= What to work on =
Output all records precisely as written.

Figure content listings
——

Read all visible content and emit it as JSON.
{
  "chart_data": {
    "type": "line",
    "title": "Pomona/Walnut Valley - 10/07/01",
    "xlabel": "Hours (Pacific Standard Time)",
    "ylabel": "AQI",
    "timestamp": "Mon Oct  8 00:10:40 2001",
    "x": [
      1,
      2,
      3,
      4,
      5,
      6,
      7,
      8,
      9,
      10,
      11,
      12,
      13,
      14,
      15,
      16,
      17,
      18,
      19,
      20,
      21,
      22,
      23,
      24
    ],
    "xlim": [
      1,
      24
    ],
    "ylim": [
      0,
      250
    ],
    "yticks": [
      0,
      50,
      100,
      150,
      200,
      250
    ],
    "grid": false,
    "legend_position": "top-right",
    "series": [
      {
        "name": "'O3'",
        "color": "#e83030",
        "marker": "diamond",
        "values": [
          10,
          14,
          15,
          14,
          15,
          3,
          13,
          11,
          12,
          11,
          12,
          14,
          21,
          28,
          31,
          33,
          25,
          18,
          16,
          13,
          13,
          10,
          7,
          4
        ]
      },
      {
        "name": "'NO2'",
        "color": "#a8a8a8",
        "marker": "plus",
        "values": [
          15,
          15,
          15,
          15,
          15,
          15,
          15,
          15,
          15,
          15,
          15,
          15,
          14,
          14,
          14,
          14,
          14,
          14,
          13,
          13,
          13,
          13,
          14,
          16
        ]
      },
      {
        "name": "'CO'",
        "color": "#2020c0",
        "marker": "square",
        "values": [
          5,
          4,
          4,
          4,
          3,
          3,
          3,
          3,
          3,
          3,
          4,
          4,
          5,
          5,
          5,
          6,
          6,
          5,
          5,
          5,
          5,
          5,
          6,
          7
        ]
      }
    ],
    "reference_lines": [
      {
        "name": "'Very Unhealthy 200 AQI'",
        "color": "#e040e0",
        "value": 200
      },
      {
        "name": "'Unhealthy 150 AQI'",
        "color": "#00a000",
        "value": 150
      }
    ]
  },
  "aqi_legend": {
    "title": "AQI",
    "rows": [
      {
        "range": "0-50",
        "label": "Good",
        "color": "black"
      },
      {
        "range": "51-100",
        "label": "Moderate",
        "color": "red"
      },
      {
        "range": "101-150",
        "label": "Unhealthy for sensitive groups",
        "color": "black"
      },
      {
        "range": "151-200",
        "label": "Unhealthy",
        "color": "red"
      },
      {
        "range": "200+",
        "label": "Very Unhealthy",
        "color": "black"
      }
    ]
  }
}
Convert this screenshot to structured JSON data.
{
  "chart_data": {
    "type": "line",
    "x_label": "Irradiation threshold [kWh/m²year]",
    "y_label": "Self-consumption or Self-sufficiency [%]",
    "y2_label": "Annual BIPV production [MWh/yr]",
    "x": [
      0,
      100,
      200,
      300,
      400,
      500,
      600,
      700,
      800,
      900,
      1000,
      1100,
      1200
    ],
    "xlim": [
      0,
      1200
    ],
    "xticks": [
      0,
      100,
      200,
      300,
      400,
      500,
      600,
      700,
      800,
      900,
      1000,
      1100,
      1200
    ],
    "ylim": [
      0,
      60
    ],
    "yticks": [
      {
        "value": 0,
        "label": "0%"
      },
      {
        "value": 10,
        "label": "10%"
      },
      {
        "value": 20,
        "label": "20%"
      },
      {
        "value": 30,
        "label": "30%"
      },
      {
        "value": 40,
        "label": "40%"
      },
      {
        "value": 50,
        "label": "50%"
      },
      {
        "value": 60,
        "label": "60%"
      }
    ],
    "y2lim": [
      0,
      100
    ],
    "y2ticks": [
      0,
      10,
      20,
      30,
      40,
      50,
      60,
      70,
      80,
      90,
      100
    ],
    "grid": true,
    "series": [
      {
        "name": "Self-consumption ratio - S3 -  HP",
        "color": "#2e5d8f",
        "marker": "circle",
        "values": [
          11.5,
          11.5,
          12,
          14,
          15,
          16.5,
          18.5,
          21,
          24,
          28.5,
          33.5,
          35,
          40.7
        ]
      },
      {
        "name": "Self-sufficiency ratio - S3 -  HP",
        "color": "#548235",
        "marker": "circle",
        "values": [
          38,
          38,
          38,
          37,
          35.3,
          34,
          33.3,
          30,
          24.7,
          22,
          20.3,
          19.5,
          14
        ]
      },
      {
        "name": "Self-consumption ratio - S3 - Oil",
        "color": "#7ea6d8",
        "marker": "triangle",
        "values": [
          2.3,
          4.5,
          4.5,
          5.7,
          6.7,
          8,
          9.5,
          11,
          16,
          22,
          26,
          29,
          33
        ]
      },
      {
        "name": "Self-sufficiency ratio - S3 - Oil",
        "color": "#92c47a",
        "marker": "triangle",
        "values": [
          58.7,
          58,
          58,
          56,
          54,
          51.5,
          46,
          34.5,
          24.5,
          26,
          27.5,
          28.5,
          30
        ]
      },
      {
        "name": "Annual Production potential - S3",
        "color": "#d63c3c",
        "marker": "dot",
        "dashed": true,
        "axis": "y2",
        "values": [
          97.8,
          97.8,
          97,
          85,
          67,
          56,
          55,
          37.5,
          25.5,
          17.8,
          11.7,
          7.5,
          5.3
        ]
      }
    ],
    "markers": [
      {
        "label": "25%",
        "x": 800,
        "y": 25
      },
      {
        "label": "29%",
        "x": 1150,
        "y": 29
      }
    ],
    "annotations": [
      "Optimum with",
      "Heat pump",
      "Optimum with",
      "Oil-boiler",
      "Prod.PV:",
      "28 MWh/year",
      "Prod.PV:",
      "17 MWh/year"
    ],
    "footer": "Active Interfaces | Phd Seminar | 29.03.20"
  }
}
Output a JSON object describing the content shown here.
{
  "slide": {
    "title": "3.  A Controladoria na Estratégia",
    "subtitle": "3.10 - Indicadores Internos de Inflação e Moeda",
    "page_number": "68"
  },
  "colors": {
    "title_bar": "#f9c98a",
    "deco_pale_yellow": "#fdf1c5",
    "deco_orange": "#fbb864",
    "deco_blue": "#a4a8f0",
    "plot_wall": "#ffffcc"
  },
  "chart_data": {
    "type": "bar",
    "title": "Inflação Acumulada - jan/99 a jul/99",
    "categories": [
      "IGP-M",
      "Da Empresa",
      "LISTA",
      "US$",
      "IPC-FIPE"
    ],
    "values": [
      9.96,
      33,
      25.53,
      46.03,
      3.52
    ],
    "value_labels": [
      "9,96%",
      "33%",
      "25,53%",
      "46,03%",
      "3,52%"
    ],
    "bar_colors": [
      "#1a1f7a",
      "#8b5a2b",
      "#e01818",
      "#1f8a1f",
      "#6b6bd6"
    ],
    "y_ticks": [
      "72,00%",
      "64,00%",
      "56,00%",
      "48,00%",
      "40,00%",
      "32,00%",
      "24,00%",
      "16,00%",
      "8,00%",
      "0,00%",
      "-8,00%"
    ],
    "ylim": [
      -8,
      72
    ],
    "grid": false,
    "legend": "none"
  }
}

——

= Answer below =
Read all visible content and emit it as JSON.
{
  "chart_data": {
    "type": "line",
    "title": "Pomona/Walnut Valley - 10/07/01",
    "xlabel": "Hours (Pacific Standard Time)",
    "ylabel": "AQI",
    "timestamp": "Mon Oct  8 00:10:40 2001",
    "x": [
      1,
      2,
      3,
      4,
      5,
      6,
      7,
      8,
      9,
      10,
      11,
      12,
      13,
      14,
      15,
      16,
      17,
      18,
      19,
      20,
      21,
      22,
      23,
      24
    ],
    "xlim": [
      1,
      24
    ],
    "ylim": [
      0,
      250
    ],
    "yticks": [
      0,
      50,
      100,
      150,
      200,
      250
    ],
    "grid": false,
    "legend_position": "top-right",
    "series": [
      {
        "name": "'O3'",
        "color": "#e83030",
        "marker": "diamond",
        "values": [
          10,
          14,
          15,
          14,
          15,
          3,
          13,
          11,
          12,
          11,
          12,
          14,
          21,
          28,
          31,
          33,
          25,
          18,
          16,
          13,
          13,
          10,
          7,
          4
        ]
      },
      {
        "name": "'NO2'",
        "color": "#a8a8a8",
        "marker": "plus",
        "values": [
          15,
          15,
          15,
          15,
          15,
          15,
          15,
          15,
          15,
          15,
          15,
          15,
          14,
          14,
          14,
          14,
          14,
          14,
          13,
          13,
          13,
          13,
          14,
          16
        ]
      },
      {
        "name": "'CO'",
        "color": "#2020c0",
        "marker": "square",
        "values": [
          5,
          4,
          4,
          4,
          3,
          3,
          3,
          3,
          3,
          3,
          4,
          4,
          5,
          5,
          5,
          6,
          6,
          5,
          5,
          5,
          5,
          5,
          6,
          7
        ]
      }
    ],
    "reference_lines": [
      {
        "name": "'Very Unhealthy 200 AQI'",
        "color": "#e040e0",
        "value": 200
      },
      {
        "name": "'Unhealthy 150 AQI'",
        "color": "#00a000",
        "value": 150
      }
    ]
  },
  "aqi_legend": {
    "title": "AQI",
    "rows": [
      {
        "range": "0-50",
        "label": "Good",
        "color": "black"
      },
      {
        "range": "51-100",
        "label": "Moderate",
        "color": "red"
      },
      {
        "range": "101-150",
        "label": "Unhealthy for sensitive groups",
        "color": "black"
      },
      {
        "range": "151-200",
        "label": "Unhealthy",
        "color": "red"
      },
      {
        "range": "200+",
        "label": "Very Unhealthy",
        "color": "black"
      }
    ]
  }
}
Convert this screenshot to structured JSON data.
{
  "chart_data": {
    "type": "line",
    "x_label": "Irradiation threshold [kWh/m²year]",
    "y_label": "Self-consumption or Self-sufficiency [%]",
    "y2_label": "Annual BIPV production [MWh/yr]",
    "x": [
      0,
      100,
      200,
      300,
      400,
      500,
      600,
      700,
      800,
      900,
      1000,
      1100,
      1200
    ],
    "xlim": [
      0,
      1200
    ],
    "xticks": [
      0,
      100,
      200,
      300,
      400,
      500,
      600,
      700,
      800,
      900,
      1000,
      1100,
      1200
    ],
    "ylim": [
      0,
      60
    ],
    "yticks": [
      {
        "value": 0,
        "label": "0%"
      },
      {
        "value": 10,
        "label": "10%"
      },
      {
        "value": 20,
        "label": "20%"
      },
      {
        "value": 30,
        "label": "30%"
      },
      {
        "value": 40,
        "label": "40%"
      },
      {
        "value": 50,
        "label": "50%"
      },
      {
        "value": 60,
        "label": "60%"
      }
    ],
    "y2lim": [
      0,
      100
    ],
    "y2ticks": [
      0,
      10,
      20,
      30,
      40,
      50,
      60,
      70,
      80,
      90,
      100
    ],
    "grid": true,
    "series": [
      {
        "name": "Self-consumption ratio - S3 -  HP",
        "color": "#2e5d8f",
        "marker": "circle",
        "values": [
          11.5,
          11.5,
          12,
          14,
          15,
          16.5,
          18.5,
          21,
          24,
          28.5,
          33.5,
          35,
          40.7
        ]
      },
      {
        "name": "Self-sufficiency ratio - S3 -  HP",
        "color": "#548235",
        "marker": "circle",
        "values": [
          38,
          38,
          38,
          37,
          35.3,
          34,
          33.3,
          30,
          24.7,
          22,
          20.3,
          19.5,
          14
        ]
      },
      {
        "name": "Self-consumption ratio - S3 - Oil",
        "color": "#7ea6d8",
        "marker": "triangle",
        "values": [
          2.3,
          4.5,
          4.5,
          5.7,
          6.7,
          8,
          9.5,
          11,
          16,
          22,
          26,
          29,
          33
        ]
      },
      {
        "name": "Self-sufficiency ratio - S3 - Oil",
        "color": "#92c47a",
        "marker": "triangle",
        "values": [
          58.7,
          58,
          58,
          56,
          54,
          51.5,
          46,
          34.5,
          24.5,
          26,
          27.5,
          28.5,
          30
        ]
      },
      {
        "name": "Annual Production potential - S3",
        "color": "#d63c3c",
        "marker": "dot",
        "dashed": true,
        "axis": "y2",
        "values": [
          97.8,
          97.8,
          97,
          85,
          67,
          56,
          55,
          37.5,
          25.5,
          17.8,
          11.7,
          7.5,
          5.3
        ]
      }
    ],
    "markers": [
      {
        "label": "25%",
        "x": 800,
        "y": 25
      },
      {
        "label": "29%",
        "x": 1150,
        "y": 29
      }
    ],
    "annotations": [
      "Optimum with",
      "Heat pump",
      "Optimum with",
      "Oil-boiler",
      "Prod.PV:",
      "28 MWh/year",
      "Prod.PV:",
      "17 MWh/year"
    ],
    "footer": "Active Interfaces | Phd Seminar | 29.03.20"
  }
}
Output a JSON object describing the content shown here.
{
  "slide": {
    "title": "3.  A Controladoria na Estratégia",
    "subtitle": "3.10 - Indicadores Internos de Inflação e Moeda",
    "page_number": "68"
  },
  "colors": {
    "title_bar": "#f9c98a",
    "deco_pale_yellow": "#fdf1c5",
    "deco_orange": "#fbb864",
    "deco_blue": "#a4a8f0",
    "plot_wall": "#ffffcc"
  },
  "chart_data": {
    "type": "bar",
    "title": "Inflação Acumulada - jan/99 a jul/99",
    "categories": [
      "IGP-M",
      "Da Empresa",
      "LISTA",
      "US$",
      "IPC-FIPE"
    ],
    "values": [
      9.96,
      33,
      25.53,
      46.03,
      3.52
    ],
    "value_labels": [
      "9,96%",
      "33%",
      "25,53%",
      "46,03%",
      "3,52%"
    ],
    "bar_colors": [
      "#1a1f7a",
      "#8b5a2b",
      "#e01818",
      "#1f8a1f",
      "#6b6bd6"
    ],
    "y_ticks": [
      "72,00%",
      "64,00%",
      "56,00%",
      "48,00%",
      "40,00%",
      "32,00%",
      "24,00%",
      "16,00%",
      "8,00%",
      "0,00%",
      "-8,00%"
    ],
    "ylim": [
      -8,
      72
    ],
    "grid": false,
    "legend": "none"
  }
}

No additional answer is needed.